[Records for processing]:
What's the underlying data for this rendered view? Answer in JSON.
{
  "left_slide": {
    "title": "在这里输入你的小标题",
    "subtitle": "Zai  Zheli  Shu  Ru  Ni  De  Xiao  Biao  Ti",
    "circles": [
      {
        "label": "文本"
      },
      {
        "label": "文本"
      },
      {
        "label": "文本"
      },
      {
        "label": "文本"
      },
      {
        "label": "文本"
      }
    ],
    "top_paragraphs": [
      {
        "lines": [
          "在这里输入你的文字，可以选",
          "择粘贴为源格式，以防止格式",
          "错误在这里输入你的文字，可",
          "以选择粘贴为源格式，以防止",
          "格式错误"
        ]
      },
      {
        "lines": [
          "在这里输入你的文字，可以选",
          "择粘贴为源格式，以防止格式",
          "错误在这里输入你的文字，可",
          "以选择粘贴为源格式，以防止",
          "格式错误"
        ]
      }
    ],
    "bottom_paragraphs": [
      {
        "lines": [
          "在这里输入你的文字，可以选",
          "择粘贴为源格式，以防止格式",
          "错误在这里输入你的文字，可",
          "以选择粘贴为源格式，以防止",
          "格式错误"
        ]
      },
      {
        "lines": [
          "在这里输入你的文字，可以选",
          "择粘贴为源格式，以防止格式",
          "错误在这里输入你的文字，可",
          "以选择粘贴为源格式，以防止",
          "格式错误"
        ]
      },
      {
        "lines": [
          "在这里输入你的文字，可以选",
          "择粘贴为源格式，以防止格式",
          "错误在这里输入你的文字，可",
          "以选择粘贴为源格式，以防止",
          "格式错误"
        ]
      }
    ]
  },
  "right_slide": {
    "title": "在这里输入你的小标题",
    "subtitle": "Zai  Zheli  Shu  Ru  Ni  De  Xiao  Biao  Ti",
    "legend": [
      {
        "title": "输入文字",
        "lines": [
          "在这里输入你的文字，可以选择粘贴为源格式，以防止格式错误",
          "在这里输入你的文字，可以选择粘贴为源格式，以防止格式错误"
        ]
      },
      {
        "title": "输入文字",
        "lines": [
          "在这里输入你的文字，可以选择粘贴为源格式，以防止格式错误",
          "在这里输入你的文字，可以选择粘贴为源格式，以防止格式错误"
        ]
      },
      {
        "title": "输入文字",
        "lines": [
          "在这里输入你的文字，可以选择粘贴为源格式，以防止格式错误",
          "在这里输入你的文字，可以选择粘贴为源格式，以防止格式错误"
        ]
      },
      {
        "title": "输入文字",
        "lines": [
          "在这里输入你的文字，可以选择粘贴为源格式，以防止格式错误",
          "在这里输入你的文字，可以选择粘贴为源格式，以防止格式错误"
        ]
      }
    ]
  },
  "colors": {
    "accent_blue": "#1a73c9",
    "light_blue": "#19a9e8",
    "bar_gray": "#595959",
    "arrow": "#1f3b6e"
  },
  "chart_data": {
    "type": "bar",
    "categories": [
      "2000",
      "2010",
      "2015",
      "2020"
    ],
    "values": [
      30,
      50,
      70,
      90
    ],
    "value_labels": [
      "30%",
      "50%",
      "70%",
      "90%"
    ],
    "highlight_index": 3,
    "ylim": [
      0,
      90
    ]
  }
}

[Stated exercise]:
Exact copies of all the records are required.

[Solution to this exercise]:
What's the underlying data for this rendered view? Answer in JSON.
{
  "left_slide": {
    "title": "在这里输入你的小标题",
    "subtitle": "Zai  Zheli  Shu  Ru  Ni  De  Xiao  Biao  Ti",
    "circles": [
      {
        "label": "文本"
      },
      {
        "label": "文本"
      },
      {
        "label": "文本"
      },
      {
        "label": "文本"
      },
      {
        "label": "文本"
      }
    ],
    "top_paragraphs": [
      {
        "lines": [
          "在这里输入你的文字，可以选",
          "择粘贴为源格式，以防止格式",
          "错误在这里输入你的文字，可",
          "以选择粘贴为源格式，以防止",
          "格式错误"
        ]
      },
      {
        "lines": [
          "在这里输入你的文字，可以选",
          "择粘贴为源格式，以防止格式",
          "错误在这里输入你的文字，可",
          "以选择粘贴为源格式，以防止",
          "格式错误"
        ]
      }
    ],
    "bottom_paragraphs": [
      {
        "lines": [
          "在这里输入你的文字，可以选",
          "择粘贴为源格式，以防止格式",
          "错误在这里输入你的文字，可",
          "以选择粘贴为源格式，以防止",
          "格式错误"
        ]
      },
      {
        "lines": [
          "在这里输入你的文字，可以选",
          "择粘贴为源格式，以防止格式",
          "错误在这里输入你的文字，可",
          "以选择粘贴为源格式，以防止",
          "格式错误"
        ]
      },
      {
        "lines": [
          "在这里输入你的文字，可以选",
          "择粘贴为源格式，以防止格式",
          "错误在这里输入你的文字，可",
          "以选择粘贴为源格式，以防止",
          "格式错误"
        ]
      }
    ]
  },
  "right_slide": {
    "title": "在这里输入你的小标题",
    "subtitle": "Zai  Zheli  Shu  Ru  Ni  De  Xiao  Biao  Ti",
    "legend": [
      {
        "title": "输入文字",
        "lines": [
          "在这里输入你的文字，可以选择粘贴为源格式，以防止格式错误",
          "在这里输入你的文字，可以选择粘贴为源格式，以防止格式错误"
        ]
      },
      {
        "title": "输入文字",
        "lines": [
          "在这里输入你的文字，可以选择粘贴为源格式，以防止格式错误",
          "在这里输入你的文字，可以选择粘贴为源格式，以防止格式错误"
        ]
      },
      {
        "title": "输入文字",
        "lines": [
          "在这里输入你的文字，可以选择粘贴为源格式，以防止格式错误",
          "在这里输入你的文字，可以选择粘贴为源格式，以防止格式错误"
        ]
      },
      {
        "title": "输入文字",
        "lines": [
          "在这里输入你的文字，可以选择粘贴为源格式，以防止格式错误",
          "在这里输入你的文字，可以选择粘贴为源格式，以防止格式错误"
        ]
      }
    ]
  },
  "colors": {
    "accent_blue": "#1a73c9",
    "light_blue": "#19a9e8",
    "bar_gray": "#595959",
    "arrow": "#1f3b6e"
  },
  "chart_data": {
    "type": "bar",
    "categories": [
      "2000",
      "2010",
      "2015",
      "2020"
    ],
    "values": [
      30,
      50,
      70,
      90
    ],
    "value_labels": [
      "30%",
      "50%",
      "70%",
      "90%"
    ],
    "highlight_index": 3,
    "ylim": [
      0,
      90
    ]
  }
}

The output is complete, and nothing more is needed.